> [CHALLENGE] Your task is to print all of the data word for word.

* START INFORMATION GIVEN *

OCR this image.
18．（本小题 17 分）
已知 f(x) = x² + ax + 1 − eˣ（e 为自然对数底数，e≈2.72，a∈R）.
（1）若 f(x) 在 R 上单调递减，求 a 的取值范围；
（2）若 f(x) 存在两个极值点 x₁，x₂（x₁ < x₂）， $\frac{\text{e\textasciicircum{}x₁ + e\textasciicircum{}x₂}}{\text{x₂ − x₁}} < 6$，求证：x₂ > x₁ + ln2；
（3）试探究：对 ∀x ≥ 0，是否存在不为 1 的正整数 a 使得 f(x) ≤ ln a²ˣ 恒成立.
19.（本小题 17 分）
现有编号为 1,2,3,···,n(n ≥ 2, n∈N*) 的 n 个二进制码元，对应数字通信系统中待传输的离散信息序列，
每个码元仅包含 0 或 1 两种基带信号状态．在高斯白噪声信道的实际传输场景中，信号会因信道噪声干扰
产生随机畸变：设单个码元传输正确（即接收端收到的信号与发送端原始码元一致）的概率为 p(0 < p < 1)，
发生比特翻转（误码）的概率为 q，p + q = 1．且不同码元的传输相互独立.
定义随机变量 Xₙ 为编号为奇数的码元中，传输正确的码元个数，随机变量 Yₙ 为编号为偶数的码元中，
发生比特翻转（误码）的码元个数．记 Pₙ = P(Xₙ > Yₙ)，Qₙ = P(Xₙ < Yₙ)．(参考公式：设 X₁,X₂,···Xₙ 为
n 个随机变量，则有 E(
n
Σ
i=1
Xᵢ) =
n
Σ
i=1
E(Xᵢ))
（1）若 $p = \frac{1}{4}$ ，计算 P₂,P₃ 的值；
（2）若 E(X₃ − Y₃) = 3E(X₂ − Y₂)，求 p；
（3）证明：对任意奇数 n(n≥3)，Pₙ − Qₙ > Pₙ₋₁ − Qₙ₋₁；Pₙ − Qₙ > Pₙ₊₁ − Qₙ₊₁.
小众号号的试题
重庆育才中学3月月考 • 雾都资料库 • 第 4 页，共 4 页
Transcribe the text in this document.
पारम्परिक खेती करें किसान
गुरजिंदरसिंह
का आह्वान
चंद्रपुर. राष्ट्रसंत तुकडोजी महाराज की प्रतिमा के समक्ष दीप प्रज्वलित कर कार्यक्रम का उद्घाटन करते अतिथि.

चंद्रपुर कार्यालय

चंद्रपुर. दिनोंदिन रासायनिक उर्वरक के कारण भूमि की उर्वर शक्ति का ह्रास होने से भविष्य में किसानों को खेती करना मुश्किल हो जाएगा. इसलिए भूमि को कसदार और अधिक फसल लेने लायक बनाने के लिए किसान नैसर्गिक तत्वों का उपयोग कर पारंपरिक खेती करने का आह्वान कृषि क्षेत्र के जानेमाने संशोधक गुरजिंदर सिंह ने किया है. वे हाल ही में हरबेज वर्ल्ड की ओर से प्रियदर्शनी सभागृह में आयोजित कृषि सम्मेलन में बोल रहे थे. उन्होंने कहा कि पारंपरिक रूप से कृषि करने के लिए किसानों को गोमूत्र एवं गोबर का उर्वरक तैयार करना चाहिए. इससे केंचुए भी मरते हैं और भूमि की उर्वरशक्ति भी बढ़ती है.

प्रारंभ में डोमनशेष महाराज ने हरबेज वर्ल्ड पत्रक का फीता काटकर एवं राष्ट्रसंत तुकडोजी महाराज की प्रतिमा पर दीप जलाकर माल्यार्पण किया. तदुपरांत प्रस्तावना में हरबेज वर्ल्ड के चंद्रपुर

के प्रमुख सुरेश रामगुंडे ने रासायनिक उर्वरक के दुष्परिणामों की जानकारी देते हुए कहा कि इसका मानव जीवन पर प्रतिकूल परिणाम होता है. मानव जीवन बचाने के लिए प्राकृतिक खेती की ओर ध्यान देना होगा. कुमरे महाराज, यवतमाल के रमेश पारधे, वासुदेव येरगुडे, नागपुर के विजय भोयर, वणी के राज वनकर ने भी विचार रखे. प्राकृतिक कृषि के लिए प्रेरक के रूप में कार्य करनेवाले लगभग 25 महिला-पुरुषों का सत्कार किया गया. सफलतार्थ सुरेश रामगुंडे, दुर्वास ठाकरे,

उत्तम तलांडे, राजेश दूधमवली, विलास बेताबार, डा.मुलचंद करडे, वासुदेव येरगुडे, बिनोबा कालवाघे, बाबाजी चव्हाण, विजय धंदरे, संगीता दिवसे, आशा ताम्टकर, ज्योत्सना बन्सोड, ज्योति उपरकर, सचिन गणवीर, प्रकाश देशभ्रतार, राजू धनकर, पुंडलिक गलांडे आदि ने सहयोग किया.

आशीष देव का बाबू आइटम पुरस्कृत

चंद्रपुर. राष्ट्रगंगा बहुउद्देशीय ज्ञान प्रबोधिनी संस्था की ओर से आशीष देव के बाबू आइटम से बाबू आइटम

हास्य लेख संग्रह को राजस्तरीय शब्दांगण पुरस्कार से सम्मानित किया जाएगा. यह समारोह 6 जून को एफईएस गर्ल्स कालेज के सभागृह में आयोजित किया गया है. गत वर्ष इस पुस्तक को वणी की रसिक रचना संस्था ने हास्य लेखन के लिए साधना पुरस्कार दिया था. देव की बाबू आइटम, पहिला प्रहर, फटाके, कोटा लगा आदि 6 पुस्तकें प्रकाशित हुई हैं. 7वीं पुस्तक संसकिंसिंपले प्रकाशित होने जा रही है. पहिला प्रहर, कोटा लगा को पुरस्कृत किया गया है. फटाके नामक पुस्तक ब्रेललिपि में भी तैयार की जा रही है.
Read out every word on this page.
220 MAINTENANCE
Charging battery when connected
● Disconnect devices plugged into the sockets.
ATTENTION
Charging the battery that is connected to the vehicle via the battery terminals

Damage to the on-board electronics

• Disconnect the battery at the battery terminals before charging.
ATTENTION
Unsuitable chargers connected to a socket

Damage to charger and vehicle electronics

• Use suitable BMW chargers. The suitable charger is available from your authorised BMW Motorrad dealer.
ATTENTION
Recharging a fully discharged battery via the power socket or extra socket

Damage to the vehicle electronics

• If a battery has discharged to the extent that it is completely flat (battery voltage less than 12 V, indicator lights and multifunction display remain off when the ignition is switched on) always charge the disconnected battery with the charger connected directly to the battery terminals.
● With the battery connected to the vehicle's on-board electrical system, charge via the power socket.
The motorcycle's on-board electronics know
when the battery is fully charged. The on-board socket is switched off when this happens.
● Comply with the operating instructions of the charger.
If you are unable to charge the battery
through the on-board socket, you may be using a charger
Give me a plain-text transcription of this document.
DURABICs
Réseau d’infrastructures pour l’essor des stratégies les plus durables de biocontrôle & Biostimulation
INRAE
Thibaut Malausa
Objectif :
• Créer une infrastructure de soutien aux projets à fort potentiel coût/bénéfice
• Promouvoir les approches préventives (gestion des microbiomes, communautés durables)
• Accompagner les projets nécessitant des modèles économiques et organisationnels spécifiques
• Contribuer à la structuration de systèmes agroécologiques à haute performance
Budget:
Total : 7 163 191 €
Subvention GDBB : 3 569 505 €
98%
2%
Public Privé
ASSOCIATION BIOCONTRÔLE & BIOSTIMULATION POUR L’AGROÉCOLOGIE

* END INFORMATION GIVEN *

> [FINISHED TASK]
OCR this image.
18．（本小题 17 分）
已知 f(x) = x² + ax + 1 − eˣ（e 为自然对数底数，e≈2.72，a∈R）.
（1）若 f(x) 在 R 上单调递减，求 a 的取值范围；
（2）若 f(x) 存在两个极值点 x₁，x₂（x₁ < x₂）， $\frac{\text{e\textasciicircum{}x₁ + e\textasciicircum{}x₂}}{\text{x₂ − x₁}} < 6$，求证：x₂ > x₁ + ln2；
（3）试探究：对 ∀x ≥ 0，是否存在不为 1 的正整数 a 使得 f(x) ≤ ln a²ˣ 恒成立.
19.（本小题 17 分）
现有编号为 1,2,3,···,n(n ≥ 2, n∈N*) 的 n 个二进制码元，对应数字通信系统中待传输的离散信息序列，
每个码元仅包含 0 或 1 两种基带信号状态．在高斯白噪声信道的实际传输场景中，信号会因信道噪声干扰
产生随机畸变：设单个码元传输正确（即接收端收到的信号与发送端原始码元一致）的概率为 p(0 < p < 1)，
发生比特翻转（误码）的概率为 q，p + q = 1．且不同码元的传输相互独立.
定义随机变量 Xₙ 为编号为奇数的码元中，传输正确的码元个数，随机变量 Yₙ 为编号为偶数的码元中，
发生比特翻转（误码）的码元个数．记 Pₙ = P(Xₙ > Yₙ)，Qₙ = P(Xₙ < Yₙ)．(参考公式：设 X₁,X₂,···Xₙ 为
n 个随机变量，则有 E(
n
Σ
i=1
Xᵢ) =
n
Σ
i=1
E(Xᵢ))
（1）若 $p = \frac{1}{4}$ ，计算 P₂,P₃ 的值；
（2）若 E(X₃ − Y₃) = 3E(X₂ − Y₂)，求 p；
（3）证明：对任意奇数 n(n≥3)，Pₙ − Qₙ > Pₙ₋₁ − Qₙ₋₁；Pₙ − Qₙ > Pₙ₊₁ − Qₙ₊₁.
小众号号的试题
重庆育才中学3月月考 • 雾都资料库 • 第 4 页，共 4 页
Transcribe the text in this document.
पारम्परिक खेती करें किसान
गुरजिंदरसिंह
का आह्वान
चंद्रपुर. राष्ट्रसंत तुकडोजी महाराज की प्रतिमा के समक्ष दीप प्रज्वलित कर कार्यक्रम का उद्घाटन करते अतिथि.

चंद्रपुर कार्यालय

चंद्रपुर. दिनोंदिन रासायनिक उर्वरक के कारण भूमि की उर्वर शक्ति का ह्रास होने से भविष्य में किसानों को खेती करना मुश्किल हो जाएगा. इसलिए भूमि को कसदार और अधिक फसल लेने लायक बनाने के लिए किसान नैसर्गिक तत्वों का उपयोग कर पारंपरिक खेती करने का आह्वान कृषि क्षेत्र के जानेमाने संशोधक गुरजिंदर सिंह ने किया है. वे हाल ही में हरबेज वर्ल्ड की ओर से प्रियदर्शनी सभागृह में आयोजित कृषि सम्मेलन में बोल रहे थे. उन्होंने कहा कि पारंपरिक रूप से कृषि करने के लिए किसानों को गोमूत्र एवं गोबर का उर्वरक तैयार करना चाहिए. इससे केंचुए भी मरते हैं और भूमि की उर्वरशक्ति भी बढ़ती है.

प्रारंभ में डोमनशेष महाराज ने हरबेज वर्ल्ड पत्रक का फीता काटकर एवं राष्ट्रसंत तुकडोजी महाराज की प्रतिमा पर दीप जलाकर माल्यार्पण किया. तदुपरांत प्रस्तावना में हरबेज वर्ल्ड के चंद्रपुर

के प्रमुख सुरेश रामगुंडे ने रासायनिक उर्वरक के दुष्परिणामों की जानकारी देते हुए कहा कि इसका मानव जीवन पर प्रतिकूल परिणाम होता है. मानव जीवन बचाने के लिए प्राकृतिक खेती की ओर ध्यान देना होगा. कुमरे महाराज, यवतमाल के रमेश पारधे, वासुदेव येरगुडे, नागपुर के विजय भोयर, वणी के राज वनकर ने भी विचार रखे. प्राकृतिक कृषि के लिए प्रेरक के रूप में कार्य करनेवाले लगभग 25 महिला-पुरुषों का सत्कार किया गया. सफलतार्थ सुरेश रामगुंडे, दुर्वास ठाकरे,

उत्तम तलांडे, राजेश दूधमवली, विलास बेताबार, डा.मुलचंद करडे, वासुदेव येरगुडे, बिनोबा कालवाघे, बाबाजी चव्हाण, विजय धंदरे, संगीता दिवसे, आशा ताम्टकर, ज्योत्सना बन्सोड, ज्योति उपरकर, सचिन गणवीर, प्रकाश देशभ्रतार, राजू धनकर, पुंडलिक गलांडे आदि ने सहयोग किया.

आशीष देव का बाबू आइटम पुरस्कृत

चंद्रपुर. राष्ट्रगंगा बहुउद्देशीय ज्ञान प्रबोधिनी संस्था की ओर से आशीष देव के बाबू आइटम से बाबू आइटम

हास्य लेख संग्रह को राजस्तरीय शब्दांगण पुरस्कार से सम्मानित किया जाएगा. यह समारोह 6 जून को एफईएस गर्ल्स कालेज के सभागृह में आयोजित किया गया है. गत वर्ष इस पुस्तक को वणी की रसिक रचना संस्था ने हास्य लेखन के लिए साधना पुरस्कार दिया था. देव की बाबू आइटम, पहिला प्रहर, फटाके, कोटा लगा आदि 6 पुस्तकें प्रकाशित हुई हैं. 7वीं पुस्तक संसकिंसिंपले प्रकाशित होने जा रही है. पहिला प्रहर, कोटा लगा को पुरस्कृत किया गया है. फटाके नामक पुस्तक ब्रेललिपि में भी तैयार की जा रही है.
Read out every word on this page.
220 MAINTENANCE
Charging battery when connected
● Disconnect devices plugged into the sockets.
ATTENTION
Charging the battery that is connected to the vehicle via the battery terminals

Damage to the on-board electronics

• Disconnect the battery at the battery terminals before charging.
ATTENTION
Unsuitable chargers connected to a socket

Damage to charger and vehicle electronics

• Use suitable BMW chargers. The suitable charger is available from your authorised BMW Motorrad dealer.
ATTENTION
Recharging a fully discharged battery via the power socket or extra socket

Damage to the vehicle electronics

• If a battery has discharged to the extent that it is completely flat (battery voltage less than 12 V, indicator lights and multifunction display remain off when the ignition is switched on) always charge the disconnected battery with the charger connected directly to the battery terminals.
● With the battery connected to the vehicle's on-board electrical system, charge via the power socket.
The motorcycle's on-board electronics know
when the battery is fully charged. The on-board socket is switched off when this happens.
● Comply with the operating instructions of the charger.
If you are unable to charge the battery
through the on-board socket, you may be using a charger
Give me a plain-text transcription of this document.
DURABICs
Réseau d’infrastructures pour l’essor des stratégies les plus durables de biocontrôle & Biostimulation
INRAE
Thibaut Malausa
Objectif :
• Créer une infrastructure de soutien aux projets à fort potentiel coût/bénéfice
• Promouvoir les approches préventives (gestion des microbiomes, communautés durables)
• Accompagner les projets nécessitant des modèles économiques et organisationnels spécifiques
• Contribuer à la structuration de systèmes agroécologiques à haute performance
Budget:
Total : 7 163 191 €
Subvention GDBB : 3 569 505 €
98%
2%
Public Privé
ASSOCIATION BIOCONTRÔLE & BIOSTIMULATION POUR L’AGROÉCOLOGIE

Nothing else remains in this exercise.